=== AIM ===
Retype the stretch of the healthcare competition commentary from "To the contrary, competition" through "a fair price.", word for word.

Indeed, Almon has actively advocated for an expanding role for the state and federal governments in the provision of healthcare, up to and including testimony before the General Assembly.  (In case you’re wondering, no, he’s not registered as a lobbyist on the Secretary of State’s Lobby Tracker.)  No doubt, he likes his company’s chances of capturing a sizable portion of that business.

With this knowledge, it’s difficult not to laugh when reading Almon declare that, “to function efficiently,” free markets “require very transparent value propositions and broad competition.”  And it’s difficult not to cry when the consummate insider goes on to insist that competition in his industry will only “drive up costs rather than reducing them.”

To the contrary, competition alleviates the challenge of “very transparent value propositions,” because it becomes in companies’ interest to deliver more value for lower prices in order to capture market share, at least when there isn’t a government-managed cartel.  What’s driving up costs in healthcare is the disconnect between the payment and the consumer.  Almon’s government-centric approach makes that disconnect bigger, not smaller, and relies on the good intentions of politicians and corporations.

Of course, nobody should believe that the CEO of a private company sincerely wants less competition for the reason that it will lower prices.  If you’re willing to take Almon’s word on his economically absurd claims, I’ve got ownership papers for a chest of golden government stethoscopes at the bottom of Narragansett Bay that I’d happily sell you for a fair price.

=== DATA ===
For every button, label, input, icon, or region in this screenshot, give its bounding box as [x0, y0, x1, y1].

=== REPLY ===
To the contrary, competition alleviates the challenge of “very transparent value propositions,” because it becomes in companies’ interest to deliver more value for lower prices in order to capture market share, at least when there isn’t a government-managed cartel.  What’s driving up costs in healthcare is the disconnect between the payment and the consumer.  Almon’s government-centric approach makes that disconnect bigger, not smaller, and relies on the good intentions of politicians and corporations.

Of course, nobody should believe that the CEO of a private company sincerely wants less competition for the reason that it will lower prices.  If you’re willing to take Almon’s word on his economically absurd claims, I’ve got ownership papers for a chest of golden government stethoscopes at the bottom of Narragansett Bay that I’d happily sell you for a fair price.